Task directions: In the entries below, count every line containing "meet". Reply with the number alone.

Provided entries:
-- -- --
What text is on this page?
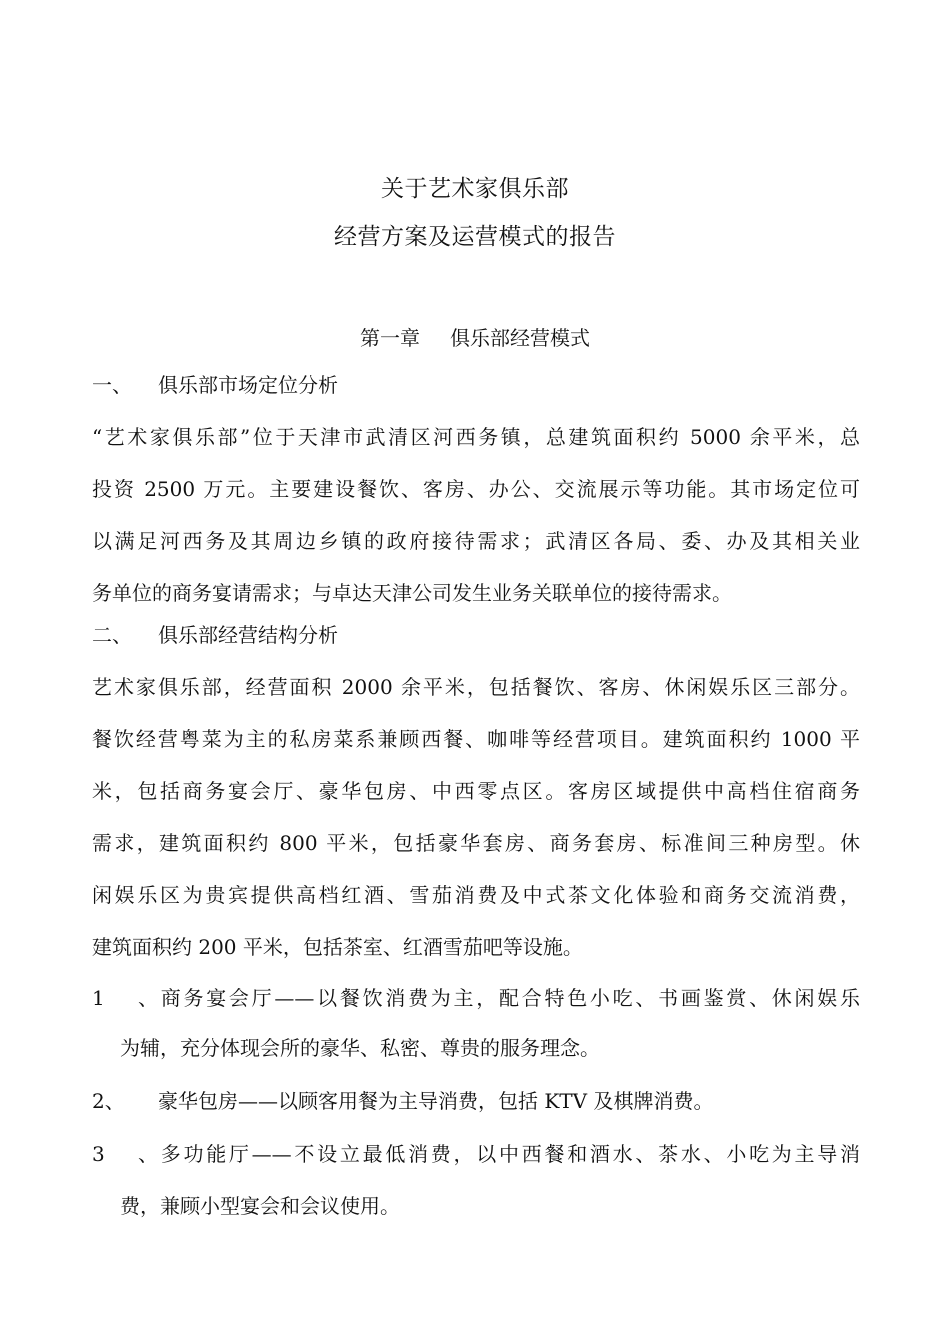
关于艺术家俱乐部
经营方案及运营模式的报告
第一章 俱乐部经营模式
一、 俱乐部市场定位分析
“艺术家俱乐部”位于天津市武清区河西务镇，总建筑面积约 5000 余平米，总
投资 2500 万元。主要建设餐饮、客房、办公、交流展示等功能。其市场定位可
以满足河西务及其周边乡镇的政府接待需求；武清区各局、委、办及其相关业
务单位的商务宴请需求；与卓达天津公司发生业务关联单位的接待需求。
二、 俱乐部经营结构分析
艺术家俱乐部，经营面积 2000 余平米，包括餐饮、客房、休闲娱乐区三部分。
餐饮经营粤菜为主的私房菜系兼顾西餐、咖啡等经营项目。建筑面积约 1000 平
米，包括商务宴会厅、豪华包房、中西零点区。客房区域提供中高档住宿商务
需求，建筑面积约 800 平米，包括豪华套房、商务套房、标准间三种房型。休
闲娱乐区为贵宾提供高档红酒、雪茄消费及中式茶文化体验和商务交流消费，
建筑面积约 200 平米，包括茶室、红酒雪茄吧等设施。
1、商务宴会厅——以餐饮消费为主，配合特色小吃、书画鉴赏、休闲娱乐
为辅，充分体现会所的豪华、私密、尊贵的服务理念。
2、 豪华包房——以顾客用餐为主导消费，包括 KTV 及棋牌消费。
3、多功能厅——不设立最低消费，以中西餐和酒水、茶水、小吃为主导消
费，兼顾小型宴会和会议使用。
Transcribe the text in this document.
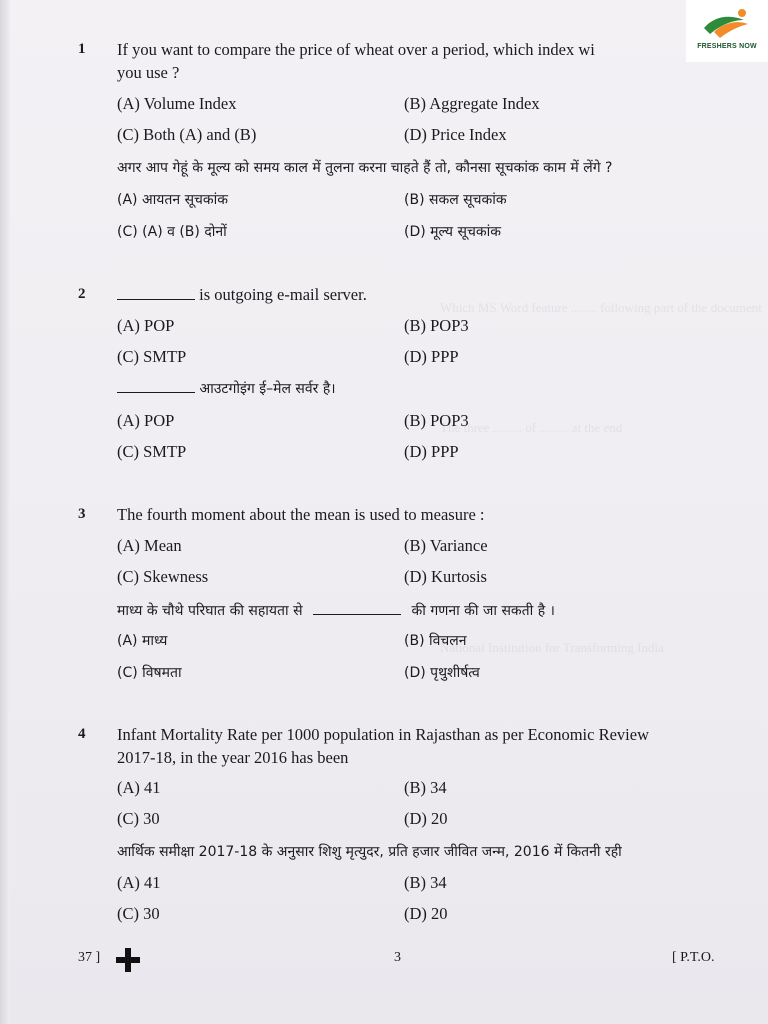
Which MS Word feature ........ following part of the document
The three ......... of ......... at the end
National Institution for Transforming India
FRESHERS NOW
1 If you want to compare the price of wheat over a period, which index wi
you use ?
(A) Volume Index	(B) Aggregate Index
(C) Both (A) and (B)	(D) Price Index
अगर आप गेहूं के मूल्य को समय काल में तुलना करना चाहते हैं तो, कौनसा सूचकांक काम में लेंगे ?
(A) आयतन सूचकांक	(B) सकल सूचकांक
(C) (A) व (B) दोनों	(D) मूल्य सूचकांक
2	is outgoing e-mail server.
(A) POP	(B) POP3
(C) SMTP	(D) PPP
आउटगोइंग ई–मेल सर्वर है।
(A) POP	(B) POP3
(C) SMTP	(D) PPP
3 The fourth moment about the mean is used to measure :
(A) Mean	(B) Variance
(C) Skewness	(D) Kurtosis
माध्य के चौथे परिघात की सहायता से	की गणना की जा सकती है ।
(A) माध्य	(B) विचलन
(C) विषमता	(D) पृथुशीर्षत्व
4 Infant Mortality Rate per 1000 population in Rajasthan as per Economic Review
2017-18, in the year 2016 has been
(A) 41	(B) 34
(C) 30	(D) 20
आर्थिक समीक्षा 2017-18 के अनुसार शिशु मृत्युदर, प्रति हजार जीवित जन्म, 2016 में कितनी रही
(A) 41	(B) 34
(C) 30	(D) 20
37 ]	3	[ P.T.O.
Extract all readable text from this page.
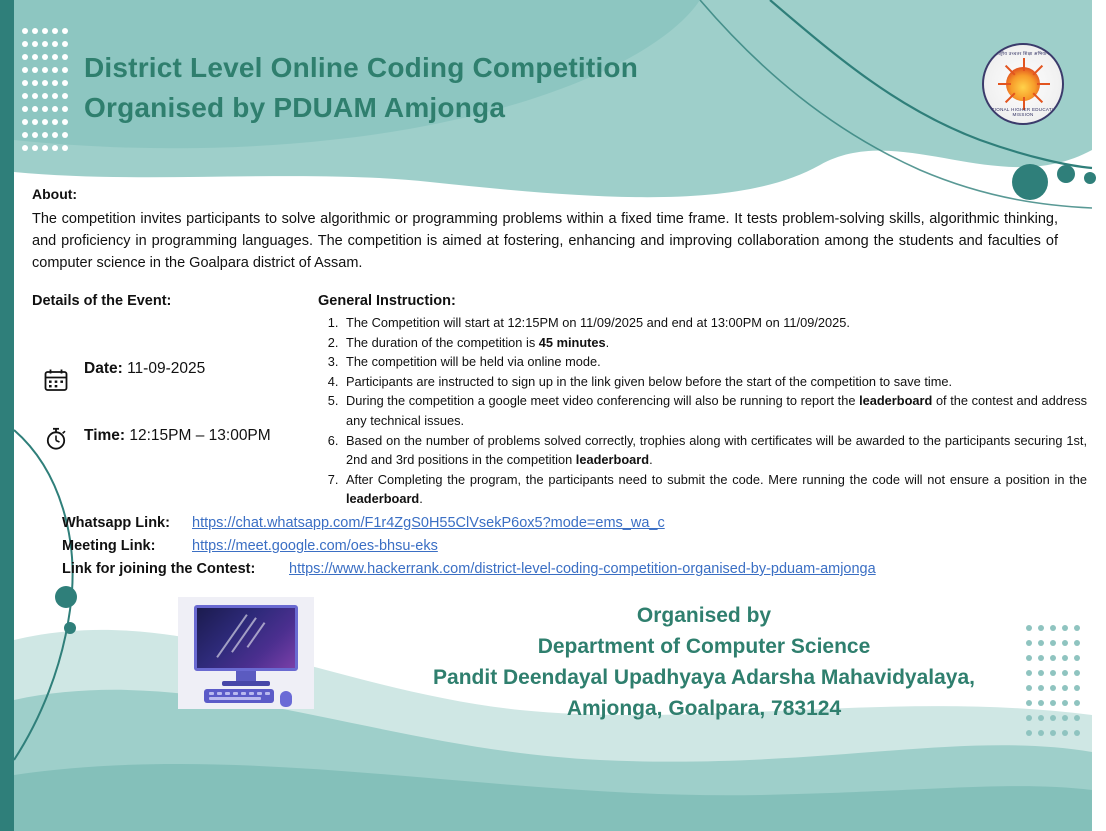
District Level Online Coding Competition
Organised by PDUAM Amjonga
राष्ट्रीय उच्चतर शिक्षा अभियान
NATIONAL HIGHER EDUCATION MISSION
About:
The competition invites participants to solve algorithmic or programming problems within a fixed time frame. It tests problem-solving skills, algorithmic thinking, and proficiency in programming languages. The competition is aimed at fostering, enhancing and improving collaboration among the students and faculties of computer science in the Goalpara district of Assam.
Details of the Event:
Date: 11-09-2025
Time: 12:15PM – 13:00PM
General Instruction:
1. The Competition will start at 12:15PM on 11/09/2025 and end at 13:00PM on 11/09/2025.
2. The duration of the competition is 45 minutes.
3. The competition will be held via online mode.
4. Participants are instructed to sign up in the link given below before the start of the competition to save time.
5. During the competition a google meet video conferencing will also be running to report the leaderboard of the contest and address any technical issues.
6. Based on the number of problems solved correctly, trophies along with certificates will be awarded to the participants securing 1st, 2nd and 3rd positions in the competition leaderboard.
7. After Completing the program, the participants need to submit the code. Mere running the code will not ensure a position in the leaderboard.
Whatsapp Link:	https://chat.whatsapp.com/F1r4ZgS0H55ClVsekP6ox5?mode=ems_wa_c
Meeting Link:	https://meet.google.com/oes-bhsu-eks
Link for joining the Contest:	https://www.hackerrank.com/district-level-coding-competition-organised-by-pduam-amjonga
Organised by
Department of Computer Science
Pandit Deendayal Upadhyaya Adarsha Mahavidyalaya,
Amjonga, Goalpara, 783124
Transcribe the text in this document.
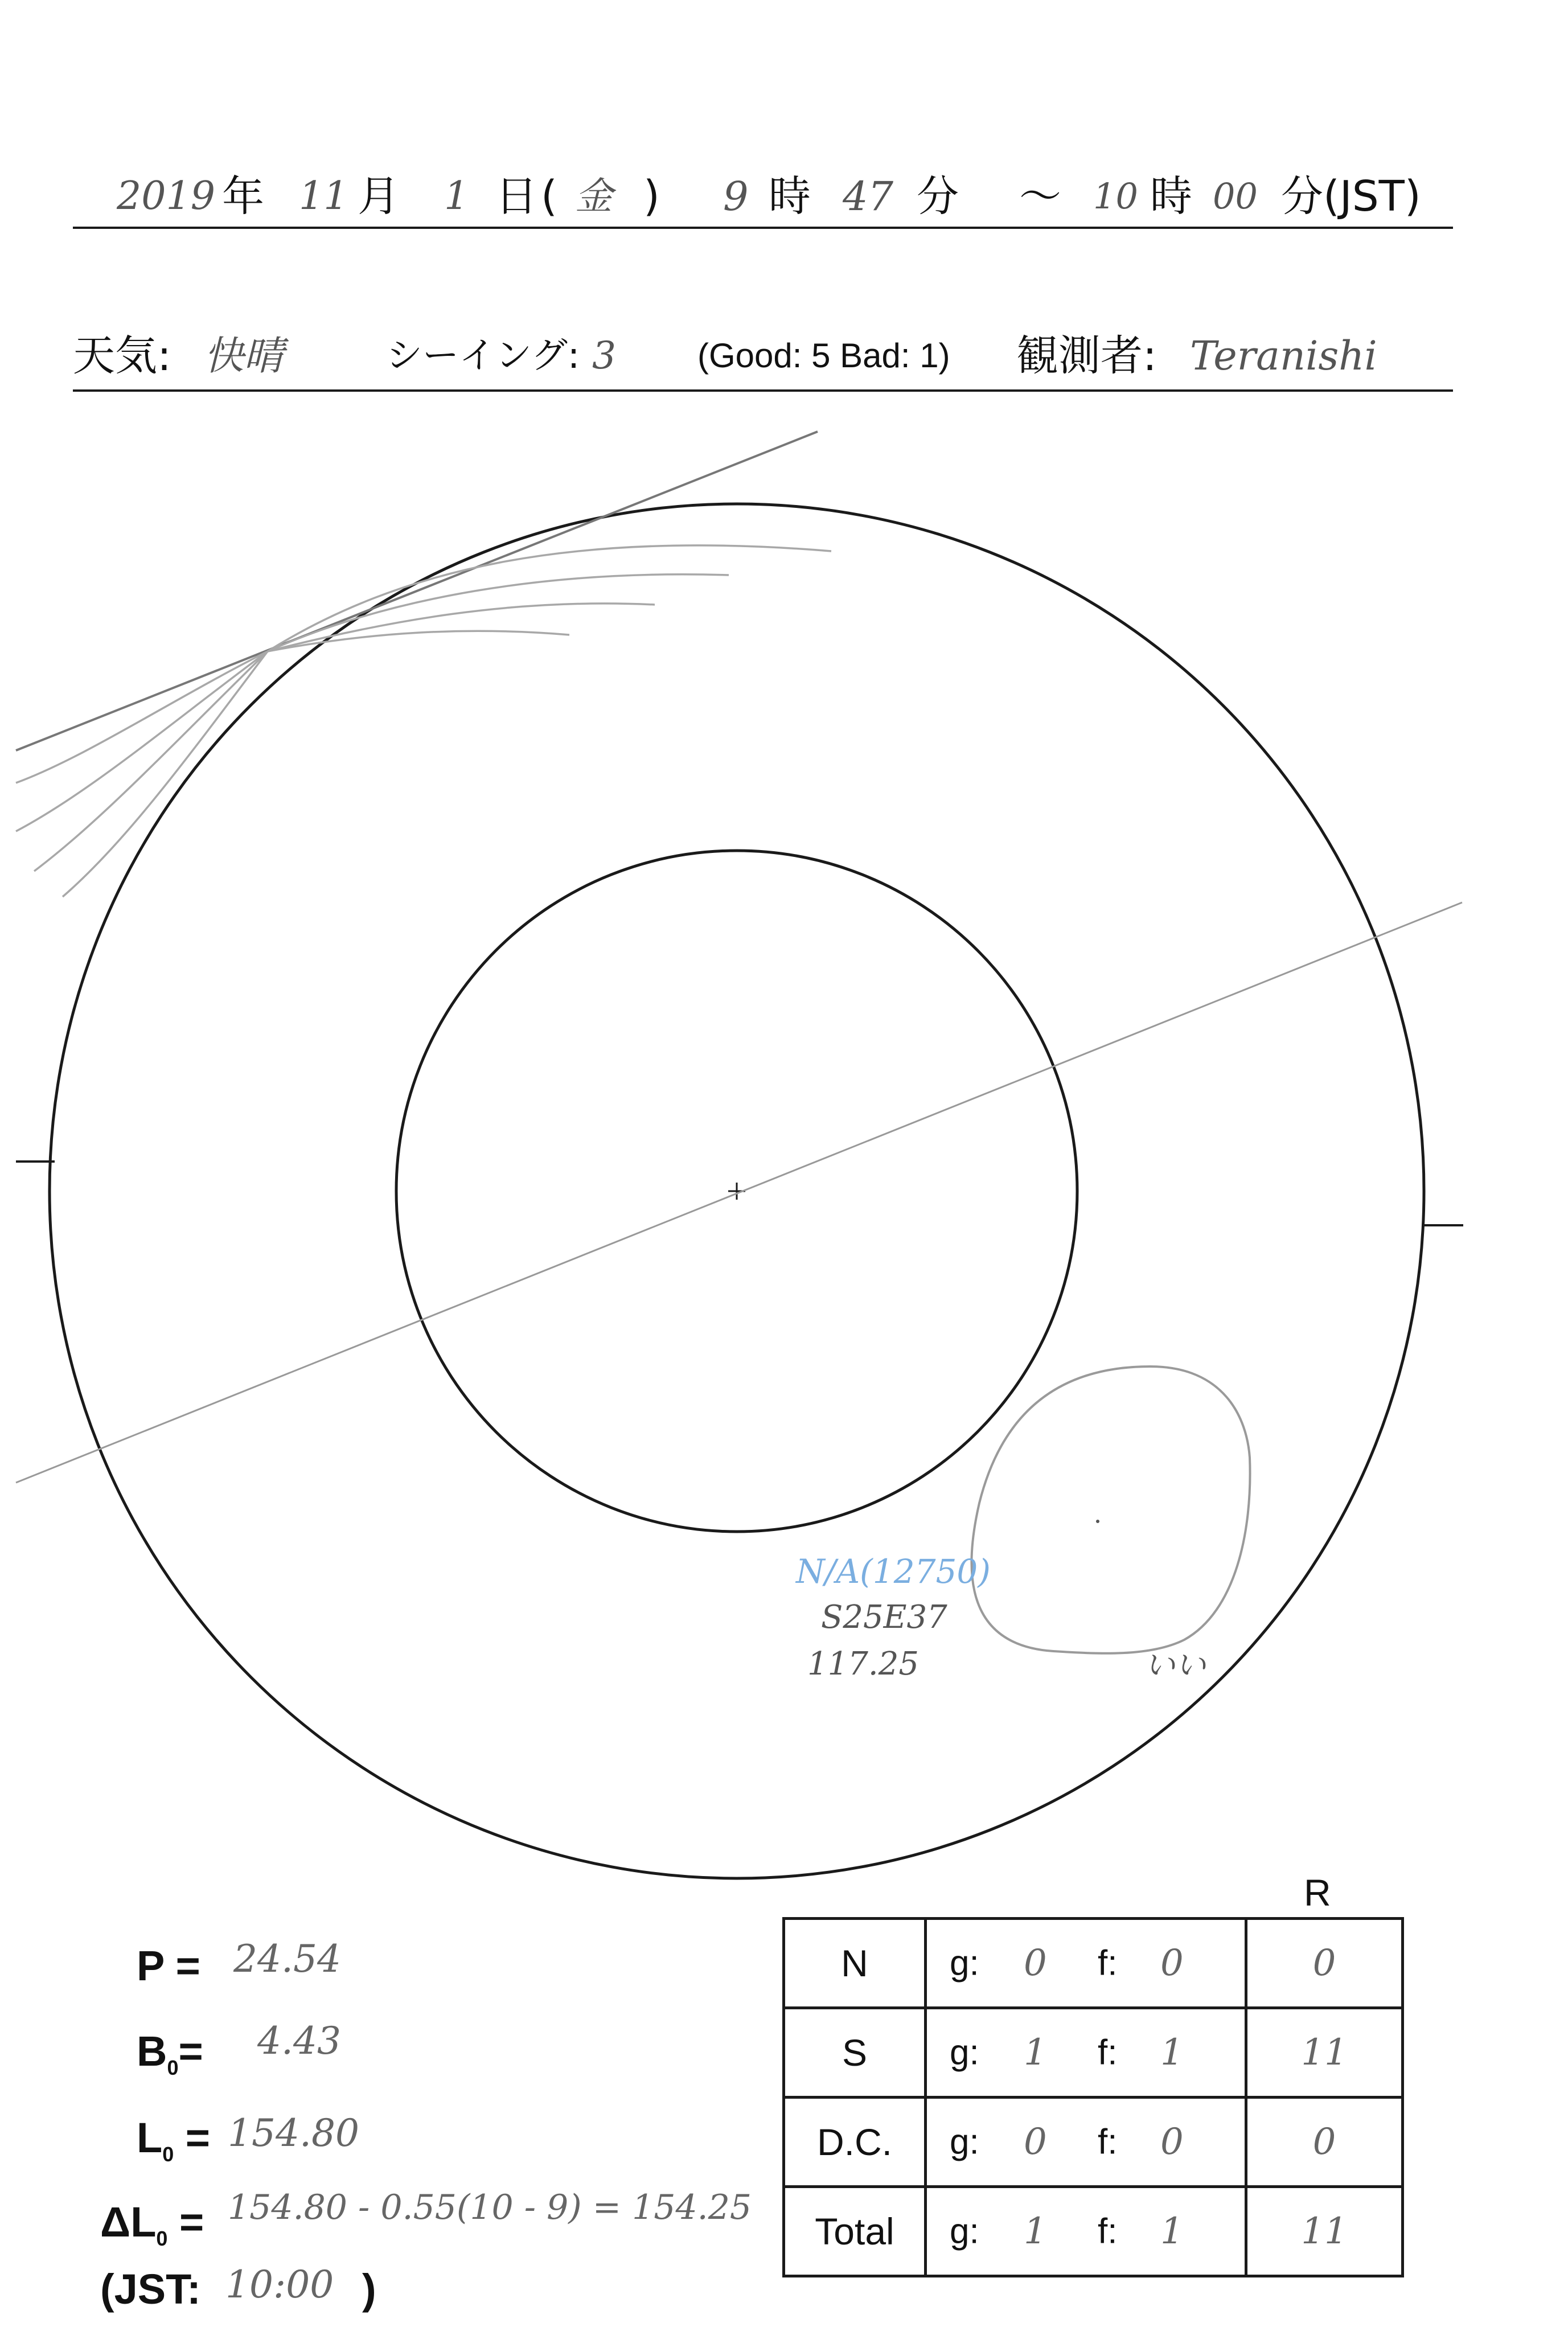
2019 年 11 月 1 日 ( 金 ) 9 時 47 分 ～ 10 時 00 分(JST)
天気: 快晴	シーイング: 3 (Good: 5 Bad: 1) 観測者: Teranishi
N/A(12750)
S25E37
117.25	いい
P = 24.54
$B_0= 4.43$
$L_0 = 154.80$
$\Delta L_0 = 154.80 - 0.55(10 - 9) = 154.25$
(JST: 10:00 )
R
N	g: 0 f: 0	0
S	g: 1 f: 1	11
D.C.	g: 0 f: 0	0
Total	g: 1 f: 1	11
-- -- --
Exercise answer: 2